* START *

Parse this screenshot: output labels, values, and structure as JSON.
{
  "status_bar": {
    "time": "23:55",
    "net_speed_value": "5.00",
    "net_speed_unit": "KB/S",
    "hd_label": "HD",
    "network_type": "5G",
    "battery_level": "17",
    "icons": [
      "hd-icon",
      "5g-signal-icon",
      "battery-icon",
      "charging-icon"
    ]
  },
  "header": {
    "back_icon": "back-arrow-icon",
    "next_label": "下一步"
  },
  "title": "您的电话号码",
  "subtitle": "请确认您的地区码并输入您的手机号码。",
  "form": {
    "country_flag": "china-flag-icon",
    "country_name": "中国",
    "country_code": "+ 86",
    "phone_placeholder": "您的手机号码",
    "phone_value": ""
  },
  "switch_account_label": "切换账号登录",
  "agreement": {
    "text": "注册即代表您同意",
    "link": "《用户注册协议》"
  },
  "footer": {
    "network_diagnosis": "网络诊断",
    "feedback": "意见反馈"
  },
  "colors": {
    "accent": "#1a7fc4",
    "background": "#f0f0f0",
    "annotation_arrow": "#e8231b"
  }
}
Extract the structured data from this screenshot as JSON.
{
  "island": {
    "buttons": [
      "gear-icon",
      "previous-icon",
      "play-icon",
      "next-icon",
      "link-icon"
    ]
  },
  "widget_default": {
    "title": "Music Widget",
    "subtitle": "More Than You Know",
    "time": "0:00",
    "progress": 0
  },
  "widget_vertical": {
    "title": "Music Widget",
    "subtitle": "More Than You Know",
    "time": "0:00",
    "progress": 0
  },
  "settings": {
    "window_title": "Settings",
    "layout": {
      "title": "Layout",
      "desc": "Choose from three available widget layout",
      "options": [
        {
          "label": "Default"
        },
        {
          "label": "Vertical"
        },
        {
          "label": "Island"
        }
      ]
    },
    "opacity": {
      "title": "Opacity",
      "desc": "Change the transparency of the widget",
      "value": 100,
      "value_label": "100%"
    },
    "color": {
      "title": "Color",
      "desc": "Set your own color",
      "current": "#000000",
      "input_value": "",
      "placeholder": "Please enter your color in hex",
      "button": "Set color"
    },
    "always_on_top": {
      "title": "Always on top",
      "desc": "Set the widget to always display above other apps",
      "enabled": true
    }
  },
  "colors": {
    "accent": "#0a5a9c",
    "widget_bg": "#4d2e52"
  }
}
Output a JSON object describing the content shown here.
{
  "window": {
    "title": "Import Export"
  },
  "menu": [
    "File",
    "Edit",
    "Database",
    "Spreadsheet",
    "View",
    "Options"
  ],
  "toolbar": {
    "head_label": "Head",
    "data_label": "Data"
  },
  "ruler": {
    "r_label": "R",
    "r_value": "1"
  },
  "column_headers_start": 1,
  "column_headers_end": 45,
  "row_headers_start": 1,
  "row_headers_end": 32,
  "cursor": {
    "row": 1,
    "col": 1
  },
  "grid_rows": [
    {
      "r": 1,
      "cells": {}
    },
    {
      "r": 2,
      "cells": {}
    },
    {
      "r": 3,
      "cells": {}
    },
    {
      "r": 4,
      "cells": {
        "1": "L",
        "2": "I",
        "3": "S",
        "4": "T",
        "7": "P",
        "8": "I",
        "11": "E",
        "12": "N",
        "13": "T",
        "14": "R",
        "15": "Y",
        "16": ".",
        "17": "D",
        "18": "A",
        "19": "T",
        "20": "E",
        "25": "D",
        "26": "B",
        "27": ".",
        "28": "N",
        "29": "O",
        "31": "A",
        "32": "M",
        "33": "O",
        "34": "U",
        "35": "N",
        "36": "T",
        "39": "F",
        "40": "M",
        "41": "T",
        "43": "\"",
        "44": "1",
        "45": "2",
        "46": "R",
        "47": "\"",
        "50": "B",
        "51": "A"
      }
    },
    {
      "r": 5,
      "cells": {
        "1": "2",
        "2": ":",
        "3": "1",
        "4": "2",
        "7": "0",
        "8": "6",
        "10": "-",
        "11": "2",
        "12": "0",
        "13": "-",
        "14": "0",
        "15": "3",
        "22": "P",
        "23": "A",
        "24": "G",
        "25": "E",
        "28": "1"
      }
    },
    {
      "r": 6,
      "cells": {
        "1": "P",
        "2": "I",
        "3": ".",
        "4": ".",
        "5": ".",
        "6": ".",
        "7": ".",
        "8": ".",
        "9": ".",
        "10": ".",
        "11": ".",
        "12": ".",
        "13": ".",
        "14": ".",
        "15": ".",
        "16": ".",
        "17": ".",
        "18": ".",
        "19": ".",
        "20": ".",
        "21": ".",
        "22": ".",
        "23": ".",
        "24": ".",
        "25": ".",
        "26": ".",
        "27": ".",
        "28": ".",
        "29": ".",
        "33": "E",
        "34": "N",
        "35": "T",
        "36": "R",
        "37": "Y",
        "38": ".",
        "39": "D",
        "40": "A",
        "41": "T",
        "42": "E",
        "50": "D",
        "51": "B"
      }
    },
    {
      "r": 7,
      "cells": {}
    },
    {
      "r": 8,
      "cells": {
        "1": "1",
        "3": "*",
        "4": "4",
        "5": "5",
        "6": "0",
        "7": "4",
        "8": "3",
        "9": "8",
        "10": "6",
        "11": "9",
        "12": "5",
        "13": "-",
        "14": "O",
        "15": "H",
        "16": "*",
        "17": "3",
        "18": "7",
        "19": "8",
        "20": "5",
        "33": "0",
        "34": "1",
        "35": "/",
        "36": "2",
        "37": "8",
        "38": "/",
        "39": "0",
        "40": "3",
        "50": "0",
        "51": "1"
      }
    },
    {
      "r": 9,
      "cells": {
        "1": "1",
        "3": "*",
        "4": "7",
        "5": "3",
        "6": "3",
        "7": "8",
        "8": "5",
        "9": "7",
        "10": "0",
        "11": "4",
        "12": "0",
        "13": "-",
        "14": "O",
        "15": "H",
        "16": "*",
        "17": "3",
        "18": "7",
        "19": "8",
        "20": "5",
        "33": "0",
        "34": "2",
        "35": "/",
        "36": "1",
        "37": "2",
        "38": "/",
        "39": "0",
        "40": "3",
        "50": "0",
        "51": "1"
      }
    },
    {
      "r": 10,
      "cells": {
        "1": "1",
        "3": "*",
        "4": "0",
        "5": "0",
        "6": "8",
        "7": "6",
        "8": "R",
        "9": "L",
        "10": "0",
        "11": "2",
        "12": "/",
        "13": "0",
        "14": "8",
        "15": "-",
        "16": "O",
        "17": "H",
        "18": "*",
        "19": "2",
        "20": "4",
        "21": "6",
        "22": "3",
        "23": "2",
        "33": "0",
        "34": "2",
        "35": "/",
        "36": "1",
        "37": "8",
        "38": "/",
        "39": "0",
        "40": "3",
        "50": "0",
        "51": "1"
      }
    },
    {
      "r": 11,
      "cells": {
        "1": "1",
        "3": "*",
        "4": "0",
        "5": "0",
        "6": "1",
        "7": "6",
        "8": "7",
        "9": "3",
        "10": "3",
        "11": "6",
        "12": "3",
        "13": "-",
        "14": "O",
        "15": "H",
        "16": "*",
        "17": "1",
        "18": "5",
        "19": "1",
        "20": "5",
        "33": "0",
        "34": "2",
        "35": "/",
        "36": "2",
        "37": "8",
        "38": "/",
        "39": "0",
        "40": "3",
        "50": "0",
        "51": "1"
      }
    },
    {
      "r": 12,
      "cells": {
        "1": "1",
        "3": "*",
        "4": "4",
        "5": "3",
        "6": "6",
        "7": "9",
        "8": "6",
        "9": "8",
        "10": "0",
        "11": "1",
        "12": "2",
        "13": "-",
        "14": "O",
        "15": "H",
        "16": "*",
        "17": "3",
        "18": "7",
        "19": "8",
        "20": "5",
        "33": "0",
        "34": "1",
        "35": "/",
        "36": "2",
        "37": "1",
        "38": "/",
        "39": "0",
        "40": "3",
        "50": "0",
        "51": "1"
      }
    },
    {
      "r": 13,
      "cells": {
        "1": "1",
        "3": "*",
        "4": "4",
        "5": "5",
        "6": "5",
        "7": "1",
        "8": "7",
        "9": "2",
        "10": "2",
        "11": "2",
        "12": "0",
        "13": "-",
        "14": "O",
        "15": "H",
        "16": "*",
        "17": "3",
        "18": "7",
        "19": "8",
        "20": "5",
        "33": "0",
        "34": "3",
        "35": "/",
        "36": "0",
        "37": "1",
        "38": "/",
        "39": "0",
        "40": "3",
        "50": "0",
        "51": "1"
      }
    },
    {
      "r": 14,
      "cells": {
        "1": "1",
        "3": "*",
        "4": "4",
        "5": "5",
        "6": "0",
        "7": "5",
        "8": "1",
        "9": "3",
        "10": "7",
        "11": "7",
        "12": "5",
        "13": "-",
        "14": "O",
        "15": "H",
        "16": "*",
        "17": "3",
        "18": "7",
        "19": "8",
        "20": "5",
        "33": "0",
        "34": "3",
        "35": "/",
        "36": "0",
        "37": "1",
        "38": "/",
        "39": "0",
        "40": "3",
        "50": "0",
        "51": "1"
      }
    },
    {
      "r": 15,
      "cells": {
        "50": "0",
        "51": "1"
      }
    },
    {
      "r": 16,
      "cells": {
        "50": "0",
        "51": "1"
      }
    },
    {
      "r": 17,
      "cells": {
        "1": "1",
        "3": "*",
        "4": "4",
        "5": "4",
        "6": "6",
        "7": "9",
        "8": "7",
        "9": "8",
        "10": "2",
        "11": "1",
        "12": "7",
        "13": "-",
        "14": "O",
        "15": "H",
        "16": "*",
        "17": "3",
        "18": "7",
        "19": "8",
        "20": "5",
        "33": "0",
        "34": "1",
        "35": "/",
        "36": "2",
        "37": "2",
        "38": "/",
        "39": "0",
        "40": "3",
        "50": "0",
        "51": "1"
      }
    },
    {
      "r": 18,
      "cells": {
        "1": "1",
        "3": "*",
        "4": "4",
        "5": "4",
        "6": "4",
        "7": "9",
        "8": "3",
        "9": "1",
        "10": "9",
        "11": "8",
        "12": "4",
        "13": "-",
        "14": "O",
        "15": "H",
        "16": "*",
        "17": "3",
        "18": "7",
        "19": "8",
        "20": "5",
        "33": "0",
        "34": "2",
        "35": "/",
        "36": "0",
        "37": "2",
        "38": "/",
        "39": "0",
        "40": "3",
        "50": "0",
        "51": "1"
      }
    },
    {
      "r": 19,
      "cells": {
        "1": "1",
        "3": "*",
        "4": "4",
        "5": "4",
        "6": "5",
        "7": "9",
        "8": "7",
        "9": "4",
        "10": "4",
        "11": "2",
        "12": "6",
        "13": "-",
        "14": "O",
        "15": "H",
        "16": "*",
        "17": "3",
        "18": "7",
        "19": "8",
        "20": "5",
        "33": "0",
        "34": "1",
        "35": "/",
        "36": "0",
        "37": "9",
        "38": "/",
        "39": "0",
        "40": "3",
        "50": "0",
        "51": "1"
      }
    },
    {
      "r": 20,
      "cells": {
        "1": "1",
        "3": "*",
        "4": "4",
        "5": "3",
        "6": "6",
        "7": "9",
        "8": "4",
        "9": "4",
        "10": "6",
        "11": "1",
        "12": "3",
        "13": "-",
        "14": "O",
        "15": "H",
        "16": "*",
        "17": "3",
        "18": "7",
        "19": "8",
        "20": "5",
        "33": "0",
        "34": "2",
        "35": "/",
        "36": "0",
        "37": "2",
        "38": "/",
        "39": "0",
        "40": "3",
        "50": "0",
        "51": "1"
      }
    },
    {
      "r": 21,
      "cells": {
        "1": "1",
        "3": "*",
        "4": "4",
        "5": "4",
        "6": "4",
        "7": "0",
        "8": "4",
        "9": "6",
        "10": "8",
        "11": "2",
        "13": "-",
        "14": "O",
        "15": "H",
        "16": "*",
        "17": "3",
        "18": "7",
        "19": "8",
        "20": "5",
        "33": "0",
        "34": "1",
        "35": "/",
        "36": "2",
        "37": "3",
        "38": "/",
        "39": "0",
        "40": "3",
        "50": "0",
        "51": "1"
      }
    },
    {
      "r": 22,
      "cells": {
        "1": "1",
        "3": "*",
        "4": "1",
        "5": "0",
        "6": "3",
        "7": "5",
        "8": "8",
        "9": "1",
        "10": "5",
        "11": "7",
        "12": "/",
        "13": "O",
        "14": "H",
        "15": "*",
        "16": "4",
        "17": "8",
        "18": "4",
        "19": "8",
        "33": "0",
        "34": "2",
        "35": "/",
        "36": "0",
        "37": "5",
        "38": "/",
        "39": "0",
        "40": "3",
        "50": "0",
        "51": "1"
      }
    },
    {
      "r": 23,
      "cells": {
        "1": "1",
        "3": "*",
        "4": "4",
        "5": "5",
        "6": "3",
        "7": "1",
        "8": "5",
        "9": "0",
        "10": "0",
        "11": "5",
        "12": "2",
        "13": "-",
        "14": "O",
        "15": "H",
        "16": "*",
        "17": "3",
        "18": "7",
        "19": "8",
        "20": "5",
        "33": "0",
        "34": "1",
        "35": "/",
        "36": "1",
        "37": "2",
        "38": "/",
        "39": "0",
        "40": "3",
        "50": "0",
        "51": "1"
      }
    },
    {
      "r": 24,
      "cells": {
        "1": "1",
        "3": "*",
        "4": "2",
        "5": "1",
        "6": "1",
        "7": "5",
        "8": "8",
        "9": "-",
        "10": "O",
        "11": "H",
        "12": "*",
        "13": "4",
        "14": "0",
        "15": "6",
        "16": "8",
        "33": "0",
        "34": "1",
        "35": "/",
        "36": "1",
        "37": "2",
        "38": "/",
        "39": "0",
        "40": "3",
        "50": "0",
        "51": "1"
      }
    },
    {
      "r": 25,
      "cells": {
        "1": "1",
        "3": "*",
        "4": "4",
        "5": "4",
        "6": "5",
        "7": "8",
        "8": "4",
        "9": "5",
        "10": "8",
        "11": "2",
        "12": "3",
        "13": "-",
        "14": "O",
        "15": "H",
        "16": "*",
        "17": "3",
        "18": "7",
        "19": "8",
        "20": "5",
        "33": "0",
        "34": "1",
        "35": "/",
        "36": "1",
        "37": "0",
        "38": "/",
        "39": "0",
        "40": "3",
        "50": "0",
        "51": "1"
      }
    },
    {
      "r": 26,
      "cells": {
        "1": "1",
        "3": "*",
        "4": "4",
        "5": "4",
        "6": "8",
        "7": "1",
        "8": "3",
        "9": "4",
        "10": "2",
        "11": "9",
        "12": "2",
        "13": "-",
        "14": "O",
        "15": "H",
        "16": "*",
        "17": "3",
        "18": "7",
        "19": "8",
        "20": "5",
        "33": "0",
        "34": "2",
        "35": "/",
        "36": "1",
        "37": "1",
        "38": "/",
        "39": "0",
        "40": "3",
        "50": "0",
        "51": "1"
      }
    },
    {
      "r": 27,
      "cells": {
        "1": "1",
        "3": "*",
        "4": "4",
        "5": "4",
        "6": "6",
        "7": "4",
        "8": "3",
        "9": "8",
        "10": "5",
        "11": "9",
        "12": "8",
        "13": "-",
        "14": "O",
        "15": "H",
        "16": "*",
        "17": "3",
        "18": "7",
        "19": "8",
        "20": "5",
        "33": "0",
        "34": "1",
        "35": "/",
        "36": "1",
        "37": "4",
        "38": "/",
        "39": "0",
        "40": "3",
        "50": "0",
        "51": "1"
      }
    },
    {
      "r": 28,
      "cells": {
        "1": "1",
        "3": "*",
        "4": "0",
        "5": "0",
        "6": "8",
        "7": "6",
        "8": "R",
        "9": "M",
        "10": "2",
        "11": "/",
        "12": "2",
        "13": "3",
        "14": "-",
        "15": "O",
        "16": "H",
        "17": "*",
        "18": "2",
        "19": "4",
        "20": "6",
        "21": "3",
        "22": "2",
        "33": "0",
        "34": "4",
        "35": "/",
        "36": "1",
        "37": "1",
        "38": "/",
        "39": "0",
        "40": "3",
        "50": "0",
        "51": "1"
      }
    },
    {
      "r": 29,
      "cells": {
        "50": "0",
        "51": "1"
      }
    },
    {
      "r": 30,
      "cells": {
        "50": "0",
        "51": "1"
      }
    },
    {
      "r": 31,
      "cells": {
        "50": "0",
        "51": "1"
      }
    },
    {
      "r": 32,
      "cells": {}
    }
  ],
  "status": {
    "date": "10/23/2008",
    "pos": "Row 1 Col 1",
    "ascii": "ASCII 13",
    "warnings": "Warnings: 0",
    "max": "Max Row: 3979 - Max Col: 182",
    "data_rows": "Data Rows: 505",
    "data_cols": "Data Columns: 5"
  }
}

* END *

- [TASK DETAILS]
From the listing above, pick out every line containing "JSON".

- [TASK RESULT]
Parse this screenshot: output labels, values, and structure as JSON.
Extract the structured data from this screenshot as JSON.
Output a JSON object describing the content shown here.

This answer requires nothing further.